→ **EXERCISE INSTRUCTIONS**
Retype the data below without altering anything.

───── GIVEN DATA ─────

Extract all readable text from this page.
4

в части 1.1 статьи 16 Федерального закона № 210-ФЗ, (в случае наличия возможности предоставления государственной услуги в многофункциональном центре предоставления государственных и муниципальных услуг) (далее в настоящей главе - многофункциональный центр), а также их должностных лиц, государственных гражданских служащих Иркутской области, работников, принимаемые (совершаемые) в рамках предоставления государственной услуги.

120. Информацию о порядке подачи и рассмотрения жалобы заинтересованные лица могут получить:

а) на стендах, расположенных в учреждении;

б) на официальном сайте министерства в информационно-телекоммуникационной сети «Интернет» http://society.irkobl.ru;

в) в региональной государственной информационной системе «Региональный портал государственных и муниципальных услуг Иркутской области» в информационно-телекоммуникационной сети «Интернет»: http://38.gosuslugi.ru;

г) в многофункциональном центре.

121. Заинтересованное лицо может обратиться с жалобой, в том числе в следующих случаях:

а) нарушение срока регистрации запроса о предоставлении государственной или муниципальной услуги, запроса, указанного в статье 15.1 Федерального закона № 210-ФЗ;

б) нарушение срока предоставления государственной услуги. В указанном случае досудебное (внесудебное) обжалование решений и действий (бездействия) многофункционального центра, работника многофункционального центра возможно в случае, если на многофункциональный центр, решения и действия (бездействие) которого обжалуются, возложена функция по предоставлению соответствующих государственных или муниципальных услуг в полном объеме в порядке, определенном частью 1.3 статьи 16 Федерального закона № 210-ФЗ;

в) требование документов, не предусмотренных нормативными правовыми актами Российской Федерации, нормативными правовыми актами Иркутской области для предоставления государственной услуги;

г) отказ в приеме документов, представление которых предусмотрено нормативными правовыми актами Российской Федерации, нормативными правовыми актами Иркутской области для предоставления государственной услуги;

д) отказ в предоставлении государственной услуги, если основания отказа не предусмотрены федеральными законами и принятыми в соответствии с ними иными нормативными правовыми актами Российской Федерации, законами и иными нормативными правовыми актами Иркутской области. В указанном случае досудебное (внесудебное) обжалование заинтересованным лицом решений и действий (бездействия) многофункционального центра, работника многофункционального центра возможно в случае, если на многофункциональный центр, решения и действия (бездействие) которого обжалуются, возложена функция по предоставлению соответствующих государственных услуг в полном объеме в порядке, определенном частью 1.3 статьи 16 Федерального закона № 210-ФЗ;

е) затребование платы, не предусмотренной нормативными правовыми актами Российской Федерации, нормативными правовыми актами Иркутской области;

─────

→ **ANSWER BELOW**
Extract all readable text from this page.
4

в части 1.1 статьи 16 Федерального закона № 210-ФЗ, (в случае наличия возможности предоставления государственной услуги в многофункциональном центре предоставления государственных и муниципальных услуг) (далее в настоящей главе - многофункциональный центр), а также их должностных лиц, государственных гражданских служащих Иркутской области, работников, принимаемые (совершаемые) в рамках предоставления государственной услуги.

120. Информацию о порядке подачи и рассмотрения жалобы заинтересованные лица могут получить:

а) на стендах, расположенных в учреждении;

б) на официальном сайте министерства в информационно-телекоммуникационной сети «Интернет» http://society.irkobl.ru;

в) в региональной государственной информационной системе «Региональный портал государственных и муниципальных услуг Иркутской области» в информационно-телекоммуникационной сети «Интернет»: http://38.gosuslugi.ru;

г) в многофункциональном центре.

121. Заинтересованное лицо может обратиться с жалобой, в том числе в следующих случаях:

а) нарушение срока регистрации запроса о предоставлении государственной или муниципальной услуги, запроса, указанного в статье 15.1 Федерального закона № 210-ФЗ;

б) нарушение срока предоставления государственной услуги. В указанном случае досудебное (внесудебное) обжалование решений и действий (бездействия) многофункционального центра, работника многофункционального центра возможно в случае, если на многофункциональный центр, решения и действия (бездействие) которого обжалуются, возложена функция по предоставлению соответствующих государственных или муниципальных услуг в полном объеме в порядке, определенном частью 1.3 статьи 16 Федерального закона № 210-ФЗ;

в) требование документов, не предусмотренных нормативными правовыми актами Российской Федерации, нормативными правовыми актами Иркутской области для предоставления государственной услуги;

г) отказ в приеме документов, представление которых предусмотрено нормативными правовыми актами Российской Федерации, нормативными правовыми актами Иркутской области для предоставления государственной услуги;

д) отказ в предоставлении государственной услуги, если основания отказа не предусмотрены федеральными законами и принятыми в соответствии с ними иными нормативными правовыми актами Российской Федерации, законами и иными нормативными правовыми актами Иркутской области. В указанном случае досудебное (внесудебное) обжалование заинтересованным лицом решений и действий (бездействия) многофункционального центра, работника многофункционального центра возможно в случае, если на многофункциональный центр, решения и действия (бездействие) которого обжалуются, возложена функция по предоставлению соответствующих государственных услуг в полном объеме в порядке, определенном частью 1.3 статьи 16 Федерального закона № 210-ФЗ;

е) затребование платы, не предусмотренной нормативными правовыми актами Российской Федерации, нормативными правовыми актами Иркутской области;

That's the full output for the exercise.